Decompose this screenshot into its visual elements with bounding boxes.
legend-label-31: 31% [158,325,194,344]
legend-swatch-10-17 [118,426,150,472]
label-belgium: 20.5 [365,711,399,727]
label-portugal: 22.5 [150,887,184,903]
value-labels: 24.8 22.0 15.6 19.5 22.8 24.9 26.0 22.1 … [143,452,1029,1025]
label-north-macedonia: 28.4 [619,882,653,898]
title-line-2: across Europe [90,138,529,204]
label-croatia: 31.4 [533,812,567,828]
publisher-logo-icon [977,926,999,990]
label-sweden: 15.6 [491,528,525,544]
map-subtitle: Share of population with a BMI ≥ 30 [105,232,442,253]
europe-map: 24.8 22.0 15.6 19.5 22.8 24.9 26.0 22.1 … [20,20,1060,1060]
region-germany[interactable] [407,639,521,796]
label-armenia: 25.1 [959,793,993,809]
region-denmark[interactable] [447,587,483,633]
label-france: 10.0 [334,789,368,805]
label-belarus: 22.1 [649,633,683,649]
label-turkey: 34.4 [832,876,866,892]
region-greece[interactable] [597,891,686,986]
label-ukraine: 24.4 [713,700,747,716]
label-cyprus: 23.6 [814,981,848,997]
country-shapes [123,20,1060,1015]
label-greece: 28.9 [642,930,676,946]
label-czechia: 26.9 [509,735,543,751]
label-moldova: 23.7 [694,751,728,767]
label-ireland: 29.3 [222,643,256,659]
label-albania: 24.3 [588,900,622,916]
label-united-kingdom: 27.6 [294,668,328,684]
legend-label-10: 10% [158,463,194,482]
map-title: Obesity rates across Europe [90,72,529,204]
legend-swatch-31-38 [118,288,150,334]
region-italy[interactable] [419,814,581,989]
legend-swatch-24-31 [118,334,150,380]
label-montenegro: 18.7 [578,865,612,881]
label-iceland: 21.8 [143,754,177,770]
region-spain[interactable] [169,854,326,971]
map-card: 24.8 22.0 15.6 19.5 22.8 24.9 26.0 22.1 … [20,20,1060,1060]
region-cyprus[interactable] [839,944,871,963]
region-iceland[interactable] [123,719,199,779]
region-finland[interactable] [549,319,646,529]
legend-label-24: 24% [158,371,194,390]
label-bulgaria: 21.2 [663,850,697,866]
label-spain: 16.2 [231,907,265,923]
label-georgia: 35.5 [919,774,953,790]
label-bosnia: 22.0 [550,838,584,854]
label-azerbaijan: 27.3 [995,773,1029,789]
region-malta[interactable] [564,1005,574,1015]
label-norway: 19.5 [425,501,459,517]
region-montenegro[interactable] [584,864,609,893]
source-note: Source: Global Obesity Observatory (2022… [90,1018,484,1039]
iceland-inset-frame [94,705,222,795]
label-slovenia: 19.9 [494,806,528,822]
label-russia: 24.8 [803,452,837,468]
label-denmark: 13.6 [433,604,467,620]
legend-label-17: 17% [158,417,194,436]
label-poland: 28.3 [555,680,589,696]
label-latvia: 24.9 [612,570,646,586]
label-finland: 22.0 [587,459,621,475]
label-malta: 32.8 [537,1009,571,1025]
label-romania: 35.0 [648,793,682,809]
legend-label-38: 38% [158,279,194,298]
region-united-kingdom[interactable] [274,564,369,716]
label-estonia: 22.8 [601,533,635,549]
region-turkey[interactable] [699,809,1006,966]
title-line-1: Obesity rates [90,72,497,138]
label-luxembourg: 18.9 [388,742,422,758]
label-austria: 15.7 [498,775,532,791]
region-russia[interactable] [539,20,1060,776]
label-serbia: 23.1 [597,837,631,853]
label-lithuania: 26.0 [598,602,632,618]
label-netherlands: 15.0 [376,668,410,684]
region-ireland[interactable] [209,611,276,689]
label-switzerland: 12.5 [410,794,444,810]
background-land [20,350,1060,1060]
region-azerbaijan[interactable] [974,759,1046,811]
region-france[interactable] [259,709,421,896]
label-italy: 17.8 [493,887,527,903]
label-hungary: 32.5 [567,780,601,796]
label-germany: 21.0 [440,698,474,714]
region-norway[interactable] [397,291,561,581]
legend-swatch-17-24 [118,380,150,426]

________________________________________

Copy out the listing above line for line, keeping every character the same.

Decompose this screenshot into its visual elements with bounding boxes.
legend-label-31: 31% [158,325,194,344]
legend-swatch-10-17 [118,426,150,472]
label-belgium: 20.5 [365,711,399,727]
label-portugal: 22.5 [150,887,184,903]
value-labels: 24.8 22.0 15.6 19.5 22.8 24.9 26.0 22.1 … [143,452,1029,1025]
label-north-macedonia: 28.4 [619,882,653,898]
title-line-2: across Europe [90,138,529,204]
label-croatia: 31.4 [533,812,567,828]
publisher-logo-icon [977,926,999,990]
label-sweden: 15.6 [491,528,525,544]
map-subtitle: Share of population with a BMI ≥ 30 [105,232,442,253]
europe-map: 24.8 22.0 15.6 19.5 22.8 24.9 26.0 22.1 … [20,20,1060,1060]
region-germany[interactable] [407,639,521,796]
label-armenia: 25.1 [959,793,993,809]
region-denmark[interactable] [447,587,483,633]
label-france: 10.0 [334,789,368,805]
label-belarus: 22.1 [649,633,683,649]
label-turkey: 34.4 [832,876,866,892]
region-greece[interactable] [597,891,686,986]
label-ukraine: 24.4 [713,700,747,716]
label-cyprus: 23.6 [814,981,848,997]
country-shapes [123,20,1060,1015]
label-greece: 28.9 [642,930,676,946]
label-czechia: 26.9 [509,735,543,751]
label-moldova: 23.7 [694,751,728,767]
label-ireland: 29.3 [222,643,256,659]
label-albania: 24.3 [588,900,622,916]
label-united-kingdom: 27.6 [294,668,328,684]
legend-label-10: 10% [158,463,194,482]
map-title: Obesity rates across Europe [90,72,529,204]
legend-swatch-31-38 [118,288,150,334]
region-italy[interactable] [419,814,581,989]
legend-swatch-24-31 [118,334,150,380]
label-montenegro: 18.7 [578,865,612,881]
label-iceland: 21.8 [143,754,177,770]
region-spain[interactable] [169,854,326,971]
map-card: 24.8 22.0 15.6 19.5 22.8 24.9 26.0 22.1 … [20,20,1060,1060]
region-cyprus[interactable] [839,944,871,963]
region-iceland[interactable] [123,719,199,779]
region-finland[interactable] [549,319,646,529]
legend-label-24: 24% [158,371,194,390]
label-bulgaria: 21.2 [663,850,697,866]
label-spain: 16.2 [231,907,265,923]
label-georgia: 35.5 [919,774,953,790]
label-bosnia: 22.0 [550,838,584,854]
label-azerbaijan: 27.3 [995,773,1029,789]
region-malta[interactable] [564,1005,574,1015]
label-norway: 19.5 [425,501,459,517]
region-montenegro[interactable] [584,864,609,893]
source-note: Source: Global Obesity Observatory (2022… [90,1018,484,1039]
iceland-inset-frame [94,705,222,795]
label-slovenia: 19.9 [494,806,528,822]
label-russia: 24.8 [803,452,837,468]
label-denmark: 13.6 [433,604,467,620]
legend-label-17: 17% [158,417,194,436]
label-poland: 28.3 [555,680,589,696]
label-latvia: 24.9 [612,570,646,586]
label-finland: 22.0 [587,459,621,475]
label-malta: 32.8 [537,1009,571,1025]
label-romania: 35.0 [648,793,682,809]
legend-label-38: 38% [158,279,194,298]
region-united-kingdom[interactable] [274,564,369,716]
label-estonia: 22.8 [601,533,635,549]
region-turkey[interactable] [699,809,1006,966]
title-line-1: Obesity rates [90,72,497,138]
label-luxembourg: 18.9 [388,742,422,758]
label-austria: 15.7 [498,775,532,791]
region-russia[interactable] [539,20,1060,776]
label-serbia: 23.1 [597,837,631,853]
label-lithuania: 26.0 [598,602,632,618]
label-netherlands: 15.0 [376,668,410,684]
region-ireland[interactable] [209,611,276,689]
label-switzerland: 12.5 [410,794,444,810]
background-land [20,350,1060,1060]
region-azerbaijan[interactable] [974,759,1046,811]
region-france[interactable] [259,709,421,896]
label-italy: 17.8 [493,887,527,903]
label-hungary: 32.5 [567,780,601,796]
label-germany: 21.0 [440,698,474,714]
region-norway[interactable] [397,291,561,581]
legend-swatch-17-24 [118,380,150,426]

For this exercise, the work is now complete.